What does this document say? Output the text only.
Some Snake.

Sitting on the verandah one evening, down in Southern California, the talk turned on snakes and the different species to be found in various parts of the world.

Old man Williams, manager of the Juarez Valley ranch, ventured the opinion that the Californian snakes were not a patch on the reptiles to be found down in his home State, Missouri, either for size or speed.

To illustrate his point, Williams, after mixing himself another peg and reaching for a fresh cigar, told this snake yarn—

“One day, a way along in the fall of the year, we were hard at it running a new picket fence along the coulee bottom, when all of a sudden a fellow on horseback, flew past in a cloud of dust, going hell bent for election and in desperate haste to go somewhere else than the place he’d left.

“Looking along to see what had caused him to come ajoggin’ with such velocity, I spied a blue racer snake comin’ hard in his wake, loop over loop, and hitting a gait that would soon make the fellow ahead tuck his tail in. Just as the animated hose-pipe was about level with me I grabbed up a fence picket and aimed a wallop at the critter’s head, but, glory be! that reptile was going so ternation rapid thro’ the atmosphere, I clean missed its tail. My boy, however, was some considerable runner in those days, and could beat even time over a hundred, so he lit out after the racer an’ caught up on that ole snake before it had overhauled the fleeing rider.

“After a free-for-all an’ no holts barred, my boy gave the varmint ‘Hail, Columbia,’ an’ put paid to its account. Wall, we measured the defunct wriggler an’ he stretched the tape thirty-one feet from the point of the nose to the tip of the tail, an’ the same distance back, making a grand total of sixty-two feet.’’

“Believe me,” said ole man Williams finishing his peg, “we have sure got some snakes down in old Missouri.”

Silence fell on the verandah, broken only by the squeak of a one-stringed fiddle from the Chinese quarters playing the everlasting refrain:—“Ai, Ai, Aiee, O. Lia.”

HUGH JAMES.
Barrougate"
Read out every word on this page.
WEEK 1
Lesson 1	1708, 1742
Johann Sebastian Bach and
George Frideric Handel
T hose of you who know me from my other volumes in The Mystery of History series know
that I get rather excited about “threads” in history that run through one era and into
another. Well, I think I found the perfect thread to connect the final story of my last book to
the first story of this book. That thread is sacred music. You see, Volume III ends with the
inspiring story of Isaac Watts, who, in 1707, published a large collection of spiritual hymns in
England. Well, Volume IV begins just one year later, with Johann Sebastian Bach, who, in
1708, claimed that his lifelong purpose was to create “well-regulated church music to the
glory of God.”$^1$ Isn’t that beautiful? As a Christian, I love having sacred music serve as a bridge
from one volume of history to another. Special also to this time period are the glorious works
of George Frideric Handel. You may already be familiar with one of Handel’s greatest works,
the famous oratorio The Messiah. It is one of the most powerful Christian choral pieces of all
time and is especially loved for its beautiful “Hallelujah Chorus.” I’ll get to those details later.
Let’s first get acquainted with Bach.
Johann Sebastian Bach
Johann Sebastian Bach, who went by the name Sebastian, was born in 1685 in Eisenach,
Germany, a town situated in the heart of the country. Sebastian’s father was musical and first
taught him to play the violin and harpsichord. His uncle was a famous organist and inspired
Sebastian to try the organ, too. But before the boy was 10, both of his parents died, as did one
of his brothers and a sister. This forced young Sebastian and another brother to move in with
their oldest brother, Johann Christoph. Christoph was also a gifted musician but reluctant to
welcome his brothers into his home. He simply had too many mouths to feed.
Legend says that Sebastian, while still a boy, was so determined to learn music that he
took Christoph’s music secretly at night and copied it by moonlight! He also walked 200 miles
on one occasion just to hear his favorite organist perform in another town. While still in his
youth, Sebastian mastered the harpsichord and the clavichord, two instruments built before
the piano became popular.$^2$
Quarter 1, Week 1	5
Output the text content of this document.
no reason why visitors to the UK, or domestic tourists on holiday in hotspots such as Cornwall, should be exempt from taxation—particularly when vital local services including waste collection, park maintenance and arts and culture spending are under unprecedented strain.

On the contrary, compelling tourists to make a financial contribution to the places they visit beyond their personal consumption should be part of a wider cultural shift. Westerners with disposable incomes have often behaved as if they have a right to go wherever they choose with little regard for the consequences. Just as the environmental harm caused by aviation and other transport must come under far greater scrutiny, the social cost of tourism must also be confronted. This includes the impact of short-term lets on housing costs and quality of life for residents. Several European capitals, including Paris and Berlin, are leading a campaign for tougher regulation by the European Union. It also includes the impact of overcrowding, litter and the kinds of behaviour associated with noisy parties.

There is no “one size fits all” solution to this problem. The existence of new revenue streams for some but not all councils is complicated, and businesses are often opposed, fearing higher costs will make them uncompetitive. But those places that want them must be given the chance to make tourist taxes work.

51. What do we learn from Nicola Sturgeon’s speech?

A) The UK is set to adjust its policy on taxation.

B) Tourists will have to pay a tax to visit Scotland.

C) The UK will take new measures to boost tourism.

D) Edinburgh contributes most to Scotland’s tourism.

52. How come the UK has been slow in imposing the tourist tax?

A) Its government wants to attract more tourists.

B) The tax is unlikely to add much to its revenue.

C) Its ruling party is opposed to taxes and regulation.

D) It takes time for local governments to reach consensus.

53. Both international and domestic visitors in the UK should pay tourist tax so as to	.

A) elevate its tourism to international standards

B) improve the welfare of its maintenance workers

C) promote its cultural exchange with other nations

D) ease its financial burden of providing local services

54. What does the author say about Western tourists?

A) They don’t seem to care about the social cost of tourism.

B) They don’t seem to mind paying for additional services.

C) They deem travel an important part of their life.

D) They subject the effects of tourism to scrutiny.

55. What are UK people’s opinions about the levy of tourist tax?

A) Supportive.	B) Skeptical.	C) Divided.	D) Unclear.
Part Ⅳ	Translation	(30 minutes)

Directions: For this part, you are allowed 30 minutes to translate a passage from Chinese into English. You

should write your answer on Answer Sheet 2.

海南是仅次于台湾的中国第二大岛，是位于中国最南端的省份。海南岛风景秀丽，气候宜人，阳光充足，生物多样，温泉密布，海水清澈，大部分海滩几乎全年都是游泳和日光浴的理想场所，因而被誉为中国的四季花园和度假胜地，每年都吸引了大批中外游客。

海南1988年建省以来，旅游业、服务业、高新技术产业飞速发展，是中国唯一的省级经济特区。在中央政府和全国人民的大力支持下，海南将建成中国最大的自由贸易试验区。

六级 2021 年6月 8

----

Print every record above exactly as written.

> **Exercise solution**
What does this document say? Output the text only.
Some Snake.

Sitting on the verandah one evening, down in Southern California, the talk turned on snakes and the different species to be found in various parts of the world.

Old man Williams, manager of the Juarez Valley ranch, ventured the opinion that the Californian snakes were not a patch on the reptiles to be found down in his home State, Missouri, either for size or speed.

To illustrate his point, Williams, after mixing himself another peg and reaching for a fresh cigar, told this snake yarn—

“One day, a way along in the fall of the year, we were hard at it running a new picket fence along the coulee bottom, when all of a sudden a fellow on horseback, flew past in a cloud of dust, going hell bent for election and in desperate haste to go somewhere else than the place he’d left.

“Looking along to see what had caused him to come ajoggin’ with such velocity, I spied a blue racer snake comin’ hard in his wake, loop over loop, and hitting a gait that would soon make the fellow ahead tuck his tail in. Just as the animated hose-pipe was about level with me I grabbed up a fence picket and aimed a wallop at the critter’s head, but, glory be! that reptile was going so ternation rapid thro’ the atmosphere, I clean missed its tail. My boy, however, was some considerable runner in those days, and could beat even time over a hundred, so he lit out after the racer an’ caught up on that ole snake before it had overhauled the fleeing rider.

“After a free-for-all an’ no holts barred, my boy gave the varmint ‘Hail, Columbia,’ an’ put paid to its account. Wall, we measured the defunct wriggler an’ he stretched the tape thirty-one feet from the point of the nose to the tip of the tail, an’ the same distance back, making a grand total of sixty-two feet.’’

“Believe me,” said ole man Williams finishing his peg, “we have sure got some snakes down in old Missouri.”

Silence fell on the verandah, broken only by the squeak of a one-stringed fiddle from the Chinese quarters playing the everlasting refrain:—“Ai, Ai, Aiee, O. Lia.”

HUGH JAMES.
Barrougate"
Read out every word on this page.
WEEK 1
Lesson 1	1708, 1742
Johann Sebastian Bach and
George Frideric Handel
T hose of you who know me from my other volumes in The Mystery of History series know
that I get rather excited about “threads” in history that run through one era and into
another. Well, I think I found the perfect thread to connect the final story of my last book to
the first story of this book. That thread is sacred music. You see, Volume III ends with the
inspiring story of Isaac Watts, who, in 1707, published a large collection of spiritual hymns in
England. Well, Volume IV begins just one year later, with Johann Sebastian Bach, who, in
1708, claimed that his lifelong purpose was to create “well-regulated church music to the
glory of God.”$^1$ Isn’t that beautiful? As a Christian, I love having sacred music serve as a bridge
from one volume of history to another. Special also to this time period are the glorious works
of George Frideric Handel. You may already be familiar with one of Handel’s greatest works,
the famous oratorio The Messiah. It is one of the most powerful Christian choral pieces of all
time and is especially loved for its beautiful “Hallelujah Chorus.” I’ll get to those details later.
Let’s first get acquainted with Bach.
Johann Sebastian Bach
Johann Sebastian Bach, who went by the name Sebastian, was born in 1685 in Eisenach,
Germany, a town situated in the heart of the country. Sebastian’s father was musical and first
taught him to play the violin and harpsichord. His uncle was a famous organist and inspired
Sebastian to try the organ, too. But before the boy was 10, both of his parents died, as did one
of his brothers and a sister. This forced young Sebastian and another brother to move in with
their oldest brother, Johann Christoph. Christoph was also a gifted musician but reluctant to
welcome his brothers into his home. He simply had too many mouths to feed.
Legend says that Sebastian, while still a boy, was so determined to learn music that he
took Christoph’s music secretly at night and copied it by moonlight! He also walked 200 miles
on one occasion just to hear his favorite organist perform in another town. While still in his
youth, Sebastian mastered the harpsichord and the clavichord, two instruments built before
the piano became popular.$^2$
Quarter 1, Week 1	5
Output the text content of this document.
no reason why visitors to the UK, or domestic tourists on holiday in hotspots such as Cornwall, should be exempt from taxation—particularly when vital local services including waste collection, park maintenance and arts and culture spending are under unprecedented strain.

On the contrary, compelling tourists to make a financial contribution to the places they visit beyond their personal consumption should be part of a wider cultural shift. Westerners with disposable incomes have often behaved as if they have a right to go wherever they choose with little regard for the consequences. Just as the environmental harm caused by aviation and other transport must come under far greater scrutiny, the social cost of tourism must also be confronted. This includes the impact of short-term lets on housing costs and quality of life for residents. Several European capitals, including Paris and Berlin, are leading a campaign for tougher regulation by the European Union. It also includes the impact of overcrowding, litter and the kinds of behaviour associated with noisy parties.

There is no “one size fits all” solution to this problem. The existence of new revenue streams for some but not all councils is complicated, and businesses are often opposed, fearing higher costs will make them uncompetitive. But those places that want them must be given the chance to make tourist taxes work.

51. What do we learn from Nicola Sturgeon’s speech?

A) The UK is set to adjust its policy on taxation.

B) Tourists will have to pay a tax to visit Scotland.

C) The UK will take new measures to boost tourism.

D) Edinburgh contributes most to Scotland’s tourism.

52. How come the UK has been slow in imposing the tourist tax?

A) Its government wants to attract more tourists.

B) The tax is unlikely to add much to its revenue.

C) Its ruling party is opposed to taxes and regulation.

D) It takes time for local governments to reach consensus.

53. Both international and domestic visitors in the UK should pay tourist tax so as to	.

A) elevate its tourism to international standards

B) improve the welfare of its maintenance workers

C) promote its cultural exchange with other nations

D) ease its financial burden of providing local services

54. What does the author say about Western tourists?

A) They don’t seem to care about the social cost of tourism.

B) They don’t seem to mind paying for additional services.

C) They deem travel an important part of their life.

D) They subject the effects of tourism to scrutiny.

55. What are UK people’s opinions about the levy of tourist tax?

A) Supportive.	B) Skeptical.	C) Divided.	D) Unclear.
Part Ⅳ	Translation	(30 minutes)

Directions: For this part, you are allowed 30 minutes to translate a passage from Chinese into English. You

should write your answer on Answer Sheet 2.

海南是仅次于台湾的中国第二大岛，是位于中国最南端的省份。海南岛风景秀丽，气候宜人，阳光充足，生物多样，温泉密布，海水清澈，大部分海滩几乎全年都是游泳和日光浴的理想场所，因而被誉为中国的四季花园和度假胜地，每年都吸引了大批中外游客。

海南1988年建省以来，旅游业、服务业、高新技术产业飞速发展，是中国唯一的省级经济特区。在中央政府和全国人民的大力支持下，海南将建成中国最大的自由贸易试验区。

六级 2021 年6月 8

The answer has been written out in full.